--- STUDY MATERIAL ---

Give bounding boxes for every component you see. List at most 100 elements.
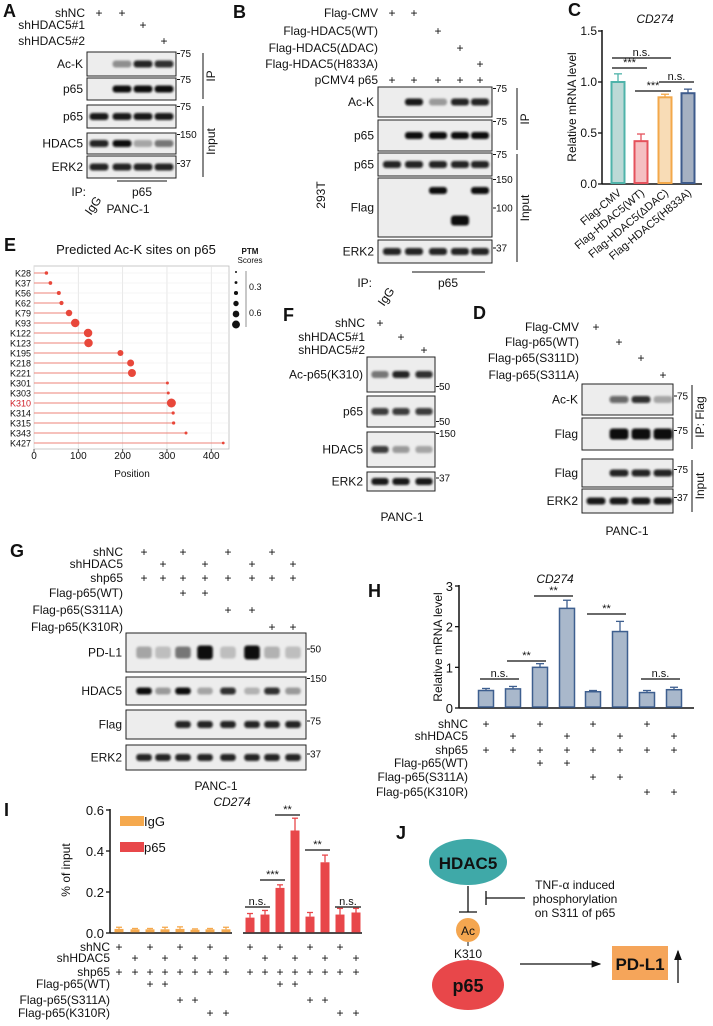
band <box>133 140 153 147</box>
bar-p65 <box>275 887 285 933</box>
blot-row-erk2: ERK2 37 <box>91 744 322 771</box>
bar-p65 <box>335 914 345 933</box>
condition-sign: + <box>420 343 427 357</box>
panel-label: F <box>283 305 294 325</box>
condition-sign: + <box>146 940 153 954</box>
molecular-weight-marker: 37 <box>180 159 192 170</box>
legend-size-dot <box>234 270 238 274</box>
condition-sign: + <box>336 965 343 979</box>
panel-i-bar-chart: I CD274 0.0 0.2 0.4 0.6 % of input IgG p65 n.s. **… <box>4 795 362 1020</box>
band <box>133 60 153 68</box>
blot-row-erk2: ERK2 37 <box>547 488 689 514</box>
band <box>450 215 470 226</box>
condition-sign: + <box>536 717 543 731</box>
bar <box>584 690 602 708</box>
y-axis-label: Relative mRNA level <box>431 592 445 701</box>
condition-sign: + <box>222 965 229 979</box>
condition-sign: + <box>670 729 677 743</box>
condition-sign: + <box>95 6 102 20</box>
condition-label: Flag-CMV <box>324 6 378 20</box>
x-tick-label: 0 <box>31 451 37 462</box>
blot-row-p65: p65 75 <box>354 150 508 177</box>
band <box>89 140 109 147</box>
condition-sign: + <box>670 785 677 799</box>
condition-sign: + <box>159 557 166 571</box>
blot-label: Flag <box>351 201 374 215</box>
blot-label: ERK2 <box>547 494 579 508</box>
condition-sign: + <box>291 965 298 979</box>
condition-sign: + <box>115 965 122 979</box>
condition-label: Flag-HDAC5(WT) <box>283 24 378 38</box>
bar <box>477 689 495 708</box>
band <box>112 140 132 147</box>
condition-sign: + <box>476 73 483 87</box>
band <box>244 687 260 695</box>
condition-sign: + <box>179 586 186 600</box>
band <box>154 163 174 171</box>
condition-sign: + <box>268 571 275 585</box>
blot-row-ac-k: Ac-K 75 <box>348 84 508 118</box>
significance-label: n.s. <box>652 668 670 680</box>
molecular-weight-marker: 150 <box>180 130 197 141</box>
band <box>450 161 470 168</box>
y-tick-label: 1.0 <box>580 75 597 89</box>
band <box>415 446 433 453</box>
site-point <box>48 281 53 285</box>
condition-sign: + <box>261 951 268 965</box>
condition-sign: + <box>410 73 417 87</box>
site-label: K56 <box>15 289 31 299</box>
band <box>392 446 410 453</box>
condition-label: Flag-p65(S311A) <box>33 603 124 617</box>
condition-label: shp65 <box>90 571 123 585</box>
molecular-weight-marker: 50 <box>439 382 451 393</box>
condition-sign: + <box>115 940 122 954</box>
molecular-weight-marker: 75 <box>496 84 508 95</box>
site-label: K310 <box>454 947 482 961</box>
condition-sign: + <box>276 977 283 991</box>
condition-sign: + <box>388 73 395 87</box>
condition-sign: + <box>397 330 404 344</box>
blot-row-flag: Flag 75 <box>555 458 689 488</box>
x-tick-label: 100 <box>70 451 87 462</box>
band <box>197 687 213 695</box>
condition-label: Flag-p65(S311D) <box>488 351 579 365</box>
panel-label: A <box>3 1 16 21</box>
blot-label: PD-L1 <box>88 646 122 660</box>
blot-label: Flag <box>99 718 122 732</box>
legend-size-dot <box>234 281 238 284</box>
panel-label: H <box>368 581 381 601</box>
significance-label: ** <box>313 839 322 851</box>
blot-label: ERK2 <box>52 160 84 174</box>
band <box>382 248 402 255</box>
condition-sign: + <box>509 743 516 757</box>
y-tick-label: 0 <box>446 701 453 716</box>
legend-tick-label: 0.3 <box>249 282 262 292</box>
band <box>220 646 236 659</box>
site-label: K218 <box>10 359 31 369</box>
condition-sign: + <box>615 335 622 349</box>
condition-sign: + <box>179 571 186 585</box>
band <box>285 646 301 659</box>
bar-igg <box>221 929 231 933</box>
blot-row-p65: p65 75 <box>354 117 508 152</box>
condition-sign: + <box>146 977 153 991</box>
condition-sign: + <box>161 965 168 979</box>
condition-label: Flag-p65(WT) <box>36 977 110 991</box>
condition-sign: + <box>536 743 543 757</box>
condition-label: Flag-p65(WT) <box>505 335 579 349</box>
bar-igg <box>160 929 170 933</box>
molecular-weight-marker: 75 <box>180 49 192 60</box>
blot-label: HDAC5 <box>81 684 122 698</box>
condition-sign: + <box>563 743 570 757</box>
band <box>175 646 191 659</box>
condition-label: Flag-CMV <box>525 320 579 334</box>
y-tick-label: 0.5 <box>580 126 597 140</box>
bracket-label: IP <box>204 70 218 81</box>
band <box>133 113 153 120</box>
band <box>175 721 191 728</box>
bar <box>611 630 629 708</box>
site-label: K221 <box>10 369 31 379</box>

---

The response consists of the lines above that contain "weight".

molecular-weight-marker: 37 <box>180 159 192 170</box>
molecular-weight-marker: 150 <box>180 130 197 141</box>
molecular-weight-marker: 50 <box>439 382 451 393</box>
molecular-weight-marker: 75 <box>496 84 508 95</box>
molecular-weight-marker: 75 <box>180 49 192 60</box>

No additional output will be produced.